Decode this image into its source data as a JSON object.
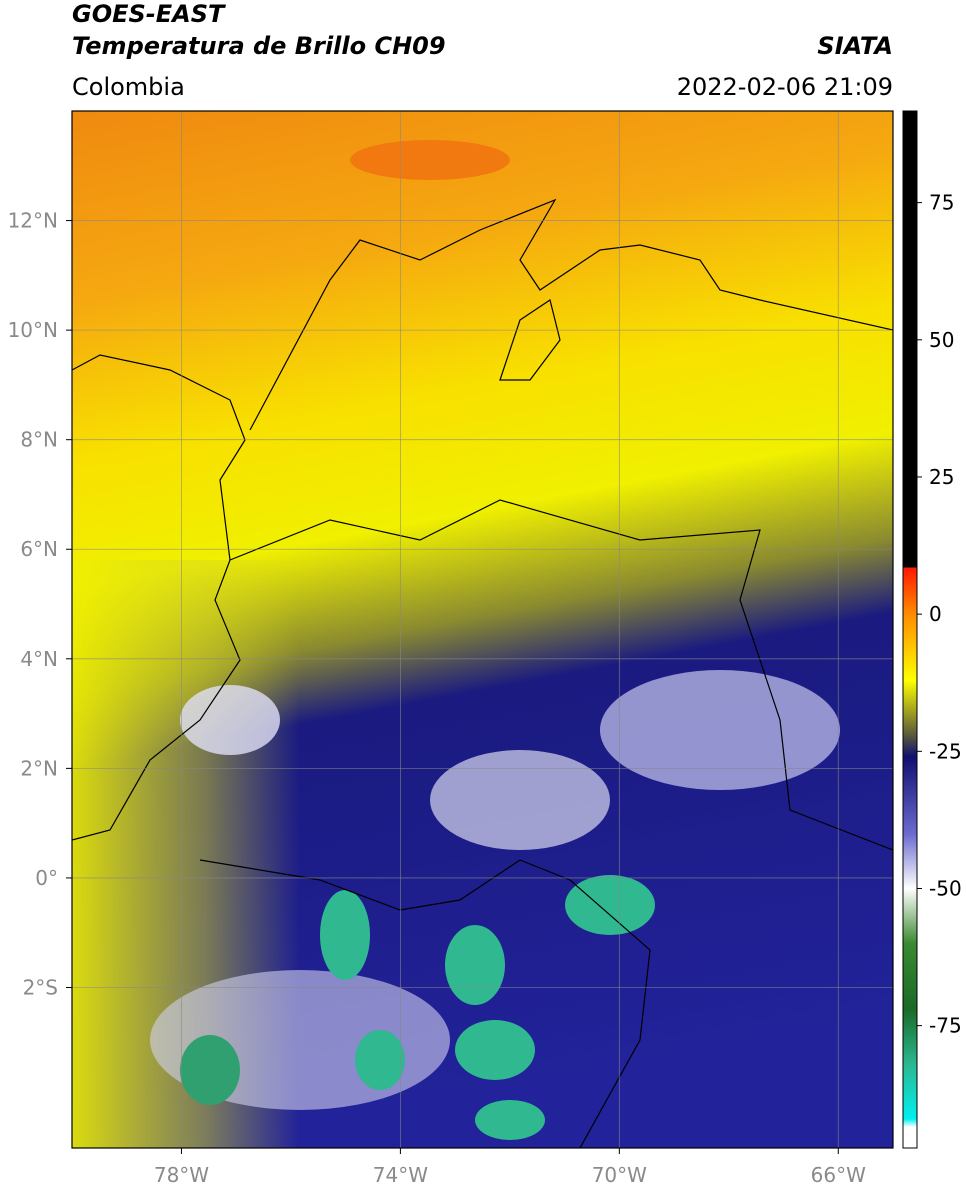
{
  "header": {
    "title": "GOES-EAST",
    "subtitle": "Temperatura de Brillo CH09",
    "source": "SIATA",
    "region": "Colombia",
    "datetime": "2022-02-06 21:09"
  },
  "map": {
    "xlim": [
      -80,
      -65
    ],
    "ylim": [
      -4.93,
      14
    ],
    "xticks": [
      {
        "value": -78,
        "label": "78°W"
      },
      {
        "value": -74,
        "label": "74°W"
      },
      {
        "value": -70,
        "label": "70°W"
      },
      {
        "value": -66,
        "label": "66°W"
      }
    ],
    "yticks": [
      {
        "value": 12,
        "label": "12°N"
      },
      {
        "value": 10,
        "label": "10°N"
      },
      {
        "value": 8,
        "label": "8°N"
      },
      {
        "value": 6,
        "label": "6°N"
      },
      {
        "value": 4,
        "label": "4°N"
      },
      {
        "value": 2,
        "label": "2°N"
      },
      {
        "value": 0,
        "label": "0°"
      },
      {
        "value": -2,
        "label": "2°S"
      }
    ],
    "grid": true
  },
  "colorbar": {
    "lim": [
      -97.3,
      91.7
    ],
    "ticks": [
      75,
      50,
      25,
      0,
      -25,
      -50,
      -75
    ],
    "stops": [
      {
        "value": 91.7,
        "color": "#000000"
      },
      {
        "value": 8.6,
        "color": "#000000"
      },
      {
        "value": 8.4,
        "color": "#ff1a00"
      },
      {
        "value": 0,
        "color": "#ff8c00"
      },
      {
        "value": -12,
        "color": "#ffff00"
      },
      {
        "value": -22,
        "color": "#5a5a3a"
      },
      {
        "value": -26,
        "color": "#101070"
      },
      {
        "value": -40,
        "color": "#6a6ad0"
      },
      {
        "value": -50,
        "color": "#ffffff"
      },
      {
        "value": -60,
        "color": "#3a8a30"
      },
      {
        "value": -72,
        "color": "#1a6a28"
      },
      {
        "value": -82,
        "color": "#2ab890"
      },
      {
        "value": -92,
        "color": "#00f0f0"
      },
      {
        "value": -93.5,
        "color": "#ffffff"
      },
      {
        "value": -97.3,
        "color": "#ffffff"
      }
    ]
  }
}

What you have to do =>
Collect every line from the records above that contains the word "source".

Correct result =>
Decode this image into its source data as a JSON object.
    "source": "SIATA",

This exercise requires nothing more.